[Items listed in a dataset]
•••

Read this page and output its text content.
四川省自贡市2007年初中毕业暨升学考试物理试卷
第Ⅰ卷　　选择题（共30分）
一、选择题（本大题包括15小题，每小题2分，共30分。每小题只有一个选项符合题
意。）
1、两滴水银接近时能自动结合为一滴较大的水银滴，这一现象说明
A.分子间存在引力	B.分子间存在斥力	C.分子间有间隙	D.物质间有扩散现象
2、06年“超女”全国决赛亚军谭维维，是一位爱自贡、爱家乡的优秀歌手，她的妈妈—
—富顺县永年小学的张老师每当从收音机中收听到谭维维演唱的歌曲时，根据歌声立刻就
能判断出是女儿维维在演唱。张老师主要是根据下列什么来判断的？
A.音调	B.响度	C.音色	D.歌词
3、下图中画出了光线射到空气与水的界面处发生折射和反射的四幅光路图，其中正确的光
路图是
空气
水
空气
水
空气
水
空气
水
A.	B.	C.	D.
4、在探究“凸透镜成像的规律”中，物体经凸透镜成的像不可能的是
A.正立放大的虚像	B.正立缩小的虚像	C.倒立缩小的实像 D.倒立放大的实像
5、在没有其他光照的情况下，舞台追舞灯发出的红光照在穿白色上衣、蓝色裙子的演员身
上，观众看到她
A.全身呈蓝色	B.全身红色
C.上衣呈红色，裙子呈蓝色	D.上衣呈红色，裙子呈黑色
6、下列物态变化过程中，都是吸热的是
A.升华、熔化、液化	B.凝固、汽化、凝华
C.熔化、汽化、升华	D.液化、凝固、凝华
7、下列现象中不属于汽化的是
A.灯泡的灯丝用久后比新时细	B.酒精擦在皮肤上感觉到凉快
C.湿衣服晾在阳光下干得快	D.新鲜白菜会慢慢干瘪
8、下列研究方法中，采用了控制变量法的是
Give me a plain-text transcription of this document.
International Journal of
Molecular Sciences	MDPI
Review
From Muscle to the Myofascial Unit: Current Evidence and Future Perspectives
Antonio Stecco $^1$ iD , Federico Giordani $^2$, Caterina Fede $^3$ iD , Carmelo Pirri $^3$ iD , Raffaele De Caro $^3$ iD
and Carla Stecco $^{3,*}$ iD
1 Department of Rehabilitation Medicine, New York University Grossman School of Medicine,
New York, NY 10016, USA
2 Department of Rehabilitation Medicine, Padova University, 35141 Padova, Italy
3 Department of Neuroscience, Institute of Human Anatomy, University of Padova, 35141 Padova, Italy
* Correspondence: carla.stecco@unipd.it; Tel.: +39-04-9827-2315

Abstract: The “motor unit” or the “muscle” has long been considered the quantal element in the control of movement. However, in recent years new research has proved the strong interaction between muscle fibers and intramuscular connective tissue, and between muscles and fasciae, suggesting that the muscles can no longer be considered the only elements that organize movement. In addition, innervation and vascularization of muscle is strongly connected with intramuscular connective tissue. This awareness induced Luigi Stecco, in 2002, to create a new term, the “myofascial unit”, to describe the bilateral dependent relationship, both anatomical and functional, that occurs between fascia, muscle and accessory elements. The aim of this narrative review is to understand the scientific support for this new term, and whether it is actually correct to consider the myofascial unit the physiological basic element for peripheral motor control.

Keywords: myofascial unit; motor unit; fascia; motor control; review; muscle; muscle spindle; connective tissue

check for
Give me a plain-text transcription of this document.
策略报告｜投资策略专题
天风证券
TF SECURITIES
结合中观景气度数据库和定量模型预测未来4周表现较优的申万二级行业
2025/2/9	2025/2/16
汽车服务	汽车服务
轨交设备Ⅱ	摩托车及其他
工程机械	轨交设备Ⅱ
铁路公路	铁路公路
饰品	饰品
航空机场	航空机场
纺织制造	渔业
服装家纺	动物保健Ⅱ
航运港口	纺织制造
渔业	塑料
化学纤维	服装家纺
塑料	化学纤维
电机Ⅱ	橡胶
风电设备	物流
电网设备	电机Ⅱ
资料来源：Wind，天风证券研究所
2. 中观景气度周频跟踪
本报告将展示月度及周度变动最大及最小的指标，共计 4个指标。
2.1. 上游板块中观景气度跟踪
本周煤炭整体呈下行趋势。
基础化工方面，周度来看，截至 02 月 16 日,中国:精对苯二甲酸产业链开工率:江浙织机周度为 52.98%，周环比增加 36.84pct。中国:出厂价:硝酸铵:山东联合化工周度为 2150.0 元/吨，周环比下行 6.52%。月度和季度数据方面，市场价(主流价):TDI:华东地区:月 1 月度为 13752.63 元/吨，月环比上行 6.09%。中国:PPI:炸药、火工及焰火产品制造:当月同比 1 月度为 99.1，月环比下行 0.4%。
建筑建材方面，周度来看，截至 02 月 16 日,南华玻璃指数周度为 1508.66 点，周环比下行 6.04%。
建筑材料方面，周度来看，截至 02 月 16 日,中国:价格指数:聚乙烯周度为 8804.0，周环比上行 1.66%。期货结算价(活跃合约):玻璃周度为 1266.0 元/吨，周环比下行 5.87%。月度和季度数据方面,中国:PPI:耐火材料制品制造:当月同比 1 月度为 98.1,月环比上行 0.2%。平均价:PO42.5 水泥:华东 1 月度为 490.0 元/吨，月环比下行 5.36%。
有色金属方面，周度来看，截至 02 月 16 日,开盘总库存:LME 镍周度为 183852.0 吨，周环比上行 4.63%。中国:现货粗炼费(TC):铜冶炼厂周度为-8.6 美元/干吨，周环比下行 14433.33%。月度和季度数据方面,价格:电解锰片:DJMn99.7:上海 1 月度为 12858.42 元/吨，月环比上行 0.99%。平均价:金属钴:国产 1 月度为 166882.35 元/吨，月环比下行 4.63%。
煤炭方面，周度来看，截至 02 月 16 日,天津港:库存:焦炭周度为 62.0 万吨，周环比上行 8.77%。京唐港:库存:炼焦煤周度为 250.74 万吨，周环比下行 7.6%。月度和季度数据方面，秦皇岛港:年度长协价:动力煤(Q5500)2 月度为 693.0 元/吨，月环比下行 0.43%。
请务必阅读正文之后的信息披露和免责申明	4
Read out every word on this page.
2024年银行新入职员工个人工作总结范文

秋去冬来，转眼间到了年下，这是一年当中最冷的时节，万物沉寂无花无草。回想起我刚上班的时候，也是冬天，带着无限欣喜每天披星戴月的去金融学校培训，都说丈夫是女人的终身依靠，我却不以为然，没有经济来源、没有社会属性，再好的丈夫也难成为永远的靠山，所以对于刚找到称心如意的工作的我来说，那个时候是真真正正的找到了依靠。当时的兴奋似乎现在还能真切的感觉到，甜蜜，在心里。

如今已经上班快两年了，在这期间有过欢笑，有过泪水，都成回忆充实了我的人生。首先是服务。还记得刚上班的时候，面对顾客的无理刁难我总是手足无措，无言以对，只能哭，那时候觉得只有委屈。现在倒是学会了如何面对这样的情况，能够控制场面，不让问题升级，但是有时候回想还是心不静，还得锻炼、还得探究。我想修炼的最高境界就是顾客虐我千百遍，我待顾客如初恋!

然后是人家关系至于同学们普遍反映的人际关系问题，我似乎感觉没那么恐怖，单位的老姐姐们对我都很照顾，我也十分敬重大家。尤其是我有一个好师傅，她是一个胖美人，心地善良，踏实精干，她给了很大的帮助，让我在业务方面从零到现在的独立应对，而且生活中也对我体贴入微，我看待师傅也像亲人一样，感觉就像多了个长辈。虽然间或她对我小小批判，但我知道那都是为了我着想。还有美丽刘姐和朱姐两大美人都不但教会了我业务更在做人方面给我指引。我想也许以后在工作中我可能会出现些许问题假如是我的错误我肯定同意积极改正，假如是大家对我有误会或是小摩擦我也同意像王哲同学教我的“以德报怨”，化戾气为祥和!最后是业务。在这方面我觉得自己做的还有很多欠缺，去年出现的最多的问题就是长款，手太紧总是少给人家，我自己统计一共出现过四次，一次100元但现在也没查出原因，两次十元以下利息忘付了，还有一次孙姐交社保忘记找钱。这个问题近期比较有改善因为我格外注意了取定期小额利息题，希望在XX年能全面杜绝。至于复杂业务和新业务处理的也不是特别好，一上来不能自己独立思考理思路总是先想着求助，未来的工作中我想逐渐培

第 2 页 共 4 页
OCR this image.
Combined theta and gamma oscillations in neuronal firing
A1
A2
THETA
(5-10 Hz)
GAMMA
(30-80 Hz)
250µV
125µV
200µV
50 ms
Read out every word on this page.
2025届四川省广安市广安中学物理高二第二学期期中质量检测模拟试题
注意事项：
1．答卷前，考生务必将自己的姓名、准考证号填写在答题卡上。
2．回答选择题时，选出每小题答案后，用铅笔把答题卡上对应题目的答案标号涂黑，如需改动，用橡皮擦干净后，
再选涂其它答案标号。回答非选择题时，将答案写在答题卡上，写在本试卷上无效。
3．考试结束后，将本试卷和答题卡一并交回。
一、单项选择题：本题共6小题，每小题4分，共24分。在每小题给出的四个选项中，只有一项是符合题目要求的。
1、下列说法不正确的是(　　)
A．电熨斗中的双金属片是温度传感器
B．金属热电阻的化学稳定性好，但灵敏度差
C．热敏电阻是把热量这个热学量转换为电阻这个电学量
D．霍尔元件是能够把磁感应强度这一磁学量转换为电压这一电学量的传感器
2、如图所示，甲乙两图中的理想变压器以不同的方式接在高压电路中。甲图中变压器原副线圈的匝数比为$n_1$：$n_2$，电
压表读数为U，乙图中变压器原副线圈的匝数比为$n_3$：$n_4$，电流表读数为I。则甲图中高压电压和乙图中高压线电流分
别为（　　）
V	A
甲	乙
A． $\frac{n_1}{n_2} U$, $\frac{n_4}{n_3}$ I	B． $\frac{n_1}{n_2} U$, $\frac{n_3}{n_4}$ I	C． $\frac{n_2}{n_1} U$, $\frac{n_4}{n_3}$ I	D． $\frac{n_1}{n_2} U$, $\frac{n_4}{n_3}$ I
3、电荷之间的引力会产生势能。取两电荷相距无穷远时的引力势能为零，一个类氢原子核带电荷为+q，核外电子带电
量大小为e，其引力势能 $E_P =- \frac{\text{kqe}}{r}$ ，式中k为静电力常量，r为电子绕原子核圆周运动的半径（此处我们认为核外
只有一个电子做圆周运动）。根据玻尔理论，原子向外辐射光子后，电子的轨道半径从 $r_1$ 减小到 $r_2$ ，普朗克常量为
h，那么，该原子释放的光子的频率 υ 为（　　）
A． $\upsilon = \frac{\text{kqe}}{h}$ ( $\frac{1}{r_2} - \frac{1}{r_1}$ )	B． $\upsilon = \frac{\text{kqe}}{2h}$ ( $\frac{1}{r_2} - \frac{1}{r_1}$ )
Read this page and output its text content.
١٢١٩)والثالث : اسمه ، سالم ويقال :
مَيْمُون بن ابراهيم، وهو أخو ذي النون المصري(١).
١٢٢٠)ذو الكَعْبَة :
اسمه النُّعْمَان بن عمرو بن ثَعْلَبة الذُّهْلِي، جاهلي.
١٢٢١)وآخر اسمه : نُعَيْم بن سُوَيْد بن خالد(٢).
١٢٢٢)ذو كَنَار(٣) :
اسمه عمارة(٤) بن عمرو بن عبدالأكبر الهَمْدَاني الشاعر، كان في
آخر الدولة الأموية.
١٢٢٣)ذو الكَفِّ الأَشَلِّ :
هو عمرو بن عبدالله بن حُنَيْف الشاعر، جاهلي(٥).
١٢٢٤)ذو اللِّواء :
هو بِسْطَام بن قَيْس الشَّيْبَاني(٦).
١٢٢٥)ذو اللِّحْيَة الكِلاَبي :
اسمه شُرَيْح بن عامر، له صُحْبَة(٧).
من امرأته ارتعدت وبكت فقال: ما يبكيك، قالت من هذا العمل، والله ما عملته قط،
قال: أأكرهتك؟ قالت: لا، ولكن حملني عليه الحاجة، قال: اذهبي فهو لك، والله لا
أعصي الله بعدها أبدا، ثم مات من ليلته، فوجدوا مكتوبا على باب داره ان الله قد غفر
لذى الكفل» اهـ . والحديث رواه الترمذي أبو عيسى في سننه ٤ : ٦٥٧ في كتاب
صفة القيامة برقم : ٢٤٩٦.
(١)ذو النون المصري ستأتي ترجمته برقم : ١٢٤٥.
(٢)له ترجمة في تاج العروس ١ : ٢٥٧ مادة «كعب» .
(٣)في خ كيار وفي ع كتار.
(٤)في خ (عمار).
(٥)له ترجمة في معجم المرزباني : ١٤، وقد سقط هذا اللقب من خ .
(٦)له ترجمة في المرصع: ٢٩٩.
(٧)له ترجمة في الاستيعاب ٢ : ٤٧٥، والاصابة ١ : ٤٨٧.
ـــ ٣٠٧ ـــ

•••

Scan the entries above. Copy each line that has the string "برقم".

صفة القيامة برقم : ٢٤٩٦.
(١)ذو النون المصري ستأتي ترجمته برقم : ١٢٤٥.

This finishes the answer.